§ **SET PROBLEM**: Check each line below for "nivoja" and report how many have it, nothing else.

■ ■ ■ ■ ■ ■ ■

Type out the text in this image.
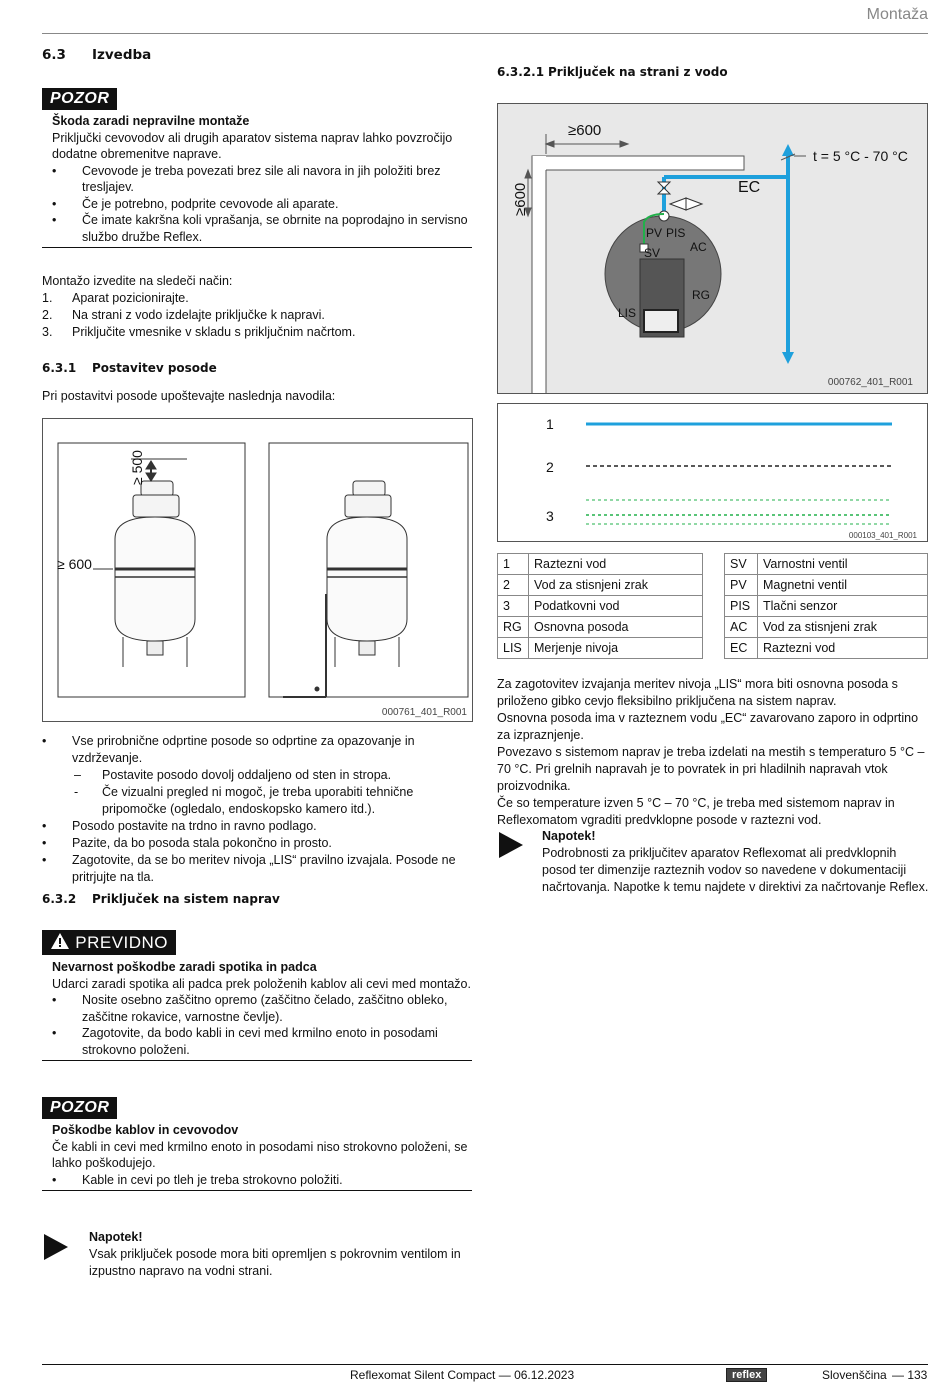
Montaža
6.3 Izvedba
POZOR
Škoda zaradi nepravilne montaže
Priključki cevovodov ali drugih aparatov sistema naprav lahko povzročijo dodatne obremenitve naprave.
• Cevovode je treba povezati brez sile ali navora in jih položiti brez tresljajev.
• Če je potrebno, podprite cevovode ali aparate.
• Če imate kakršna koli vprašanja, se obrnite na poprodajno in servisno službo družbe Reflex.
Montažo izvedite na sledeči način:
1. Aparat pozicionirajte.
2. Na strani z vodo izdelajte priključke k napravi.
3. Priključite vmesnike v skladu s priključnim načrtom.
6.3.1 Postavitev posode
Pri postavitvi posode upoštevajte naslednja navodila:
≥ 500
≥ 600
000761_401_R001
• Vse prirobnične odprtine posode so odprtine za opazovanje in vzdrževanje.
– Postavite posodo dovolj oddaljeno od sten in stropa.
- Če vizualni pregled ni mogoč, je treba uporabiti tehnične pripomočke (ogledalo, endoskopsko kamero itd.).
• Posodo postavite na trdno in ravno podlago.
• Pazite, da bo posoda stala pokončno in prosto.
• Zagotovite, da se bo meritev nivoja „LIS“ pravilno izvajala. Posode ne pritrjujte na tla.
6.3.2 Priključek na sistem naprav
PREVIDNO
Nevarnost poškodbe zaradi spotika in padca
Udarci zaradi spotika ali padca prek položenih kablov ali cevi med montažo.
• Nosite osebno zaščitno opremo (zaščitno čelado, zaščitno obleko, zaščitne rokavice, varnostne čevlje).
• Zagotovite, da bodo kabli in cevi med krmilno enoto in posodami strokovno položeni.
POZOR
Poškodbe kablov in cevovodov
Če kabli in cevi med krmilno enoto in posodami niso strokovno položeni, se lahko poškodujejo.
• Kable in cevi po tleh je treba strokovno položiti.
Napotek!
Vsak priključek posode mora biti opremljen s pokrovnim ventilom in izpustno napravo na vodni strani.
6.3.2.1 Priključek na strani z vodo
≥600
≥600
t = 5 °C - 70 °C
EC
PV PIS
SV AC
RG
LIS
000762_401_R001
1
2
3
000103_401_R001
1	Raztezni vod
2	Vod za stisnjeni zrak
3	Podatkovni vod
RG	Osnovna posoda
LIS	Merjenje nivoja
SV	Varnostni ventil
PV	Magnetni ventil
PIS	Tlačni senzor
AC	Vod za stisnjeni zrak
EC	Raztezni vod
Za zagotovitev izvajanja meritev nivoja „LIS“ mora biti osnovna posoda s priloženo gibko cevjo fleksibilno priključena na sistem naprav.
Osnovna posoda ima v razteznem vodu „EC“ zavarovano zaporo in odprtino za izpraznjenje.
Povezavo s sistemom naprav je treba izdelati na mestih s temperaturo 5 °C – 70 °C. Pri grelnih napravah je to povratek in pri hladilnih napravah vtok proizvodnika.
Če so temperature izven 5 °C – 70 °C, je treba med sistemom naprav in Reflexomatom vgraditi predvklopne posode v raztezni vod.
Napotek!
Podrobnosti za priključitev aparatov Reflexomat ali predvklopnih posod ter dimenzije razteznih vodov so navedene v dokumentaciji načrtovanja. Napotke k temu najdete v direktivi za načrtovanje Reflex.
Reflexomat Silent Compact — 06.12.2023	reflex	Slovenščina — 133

■ ■ ■ ■ ■ ■ ■

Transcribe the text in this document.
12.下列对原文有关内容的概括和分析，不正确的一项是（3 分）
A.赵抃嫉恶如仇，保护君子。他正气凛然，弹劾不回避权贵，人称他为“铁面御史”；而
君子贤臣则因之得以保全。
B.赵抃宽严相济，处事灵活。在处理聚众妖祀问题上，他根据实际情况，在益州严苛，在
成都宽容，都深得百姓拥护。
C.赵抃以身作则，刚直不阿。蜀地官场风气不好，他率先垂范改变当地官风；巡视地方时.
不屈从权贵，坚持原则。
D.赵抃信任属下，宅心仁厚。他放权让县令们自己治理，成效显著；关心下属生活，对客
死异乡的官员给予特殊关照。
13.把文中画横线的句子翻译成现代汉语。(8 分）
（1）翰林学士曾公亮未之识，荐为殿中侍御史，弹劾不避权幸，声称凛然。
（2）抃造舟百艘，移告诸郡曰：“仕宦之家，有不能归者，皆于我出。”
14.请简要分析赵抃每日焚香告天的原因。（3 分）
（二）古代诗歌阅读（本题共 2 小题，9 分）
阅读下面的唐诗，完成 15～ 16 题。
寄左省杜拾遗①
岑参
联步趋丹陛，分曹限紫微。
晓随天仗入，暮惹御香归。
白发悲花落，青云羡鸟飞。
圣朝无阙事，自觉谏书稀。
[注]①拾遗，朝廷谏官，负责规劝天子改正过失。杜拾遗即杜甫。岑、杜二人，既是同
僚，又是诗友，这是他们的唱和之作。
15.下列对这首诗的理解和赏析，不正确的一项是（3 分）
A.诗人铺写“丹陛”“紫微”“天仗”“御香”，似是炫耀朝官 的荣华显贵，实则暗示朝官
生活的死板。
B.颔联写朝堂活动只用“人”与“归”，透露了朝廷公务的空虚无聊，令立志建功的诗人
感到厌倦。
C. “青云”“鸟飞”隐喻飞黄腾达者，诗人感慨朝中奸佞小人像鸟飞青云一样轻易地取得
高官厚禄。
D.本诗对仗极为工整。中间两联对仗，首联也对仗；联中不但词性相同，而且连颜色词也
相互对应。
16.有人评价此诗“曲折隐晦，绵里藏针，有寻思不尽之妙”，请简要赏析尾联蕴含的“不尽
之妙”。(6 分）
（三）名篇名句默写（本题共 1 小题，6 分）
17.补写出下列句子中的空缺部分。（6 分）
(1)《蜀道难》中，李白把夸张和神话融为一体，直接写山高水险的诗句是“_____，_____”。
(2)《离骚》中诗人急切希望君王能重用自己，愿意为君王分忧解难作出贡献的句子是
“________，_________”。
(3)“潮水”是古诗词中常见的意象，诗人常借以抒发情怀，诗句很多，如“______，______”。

■ ■ ■ ■ ■ ■ ■

§ **TASK OUTPUT**: 3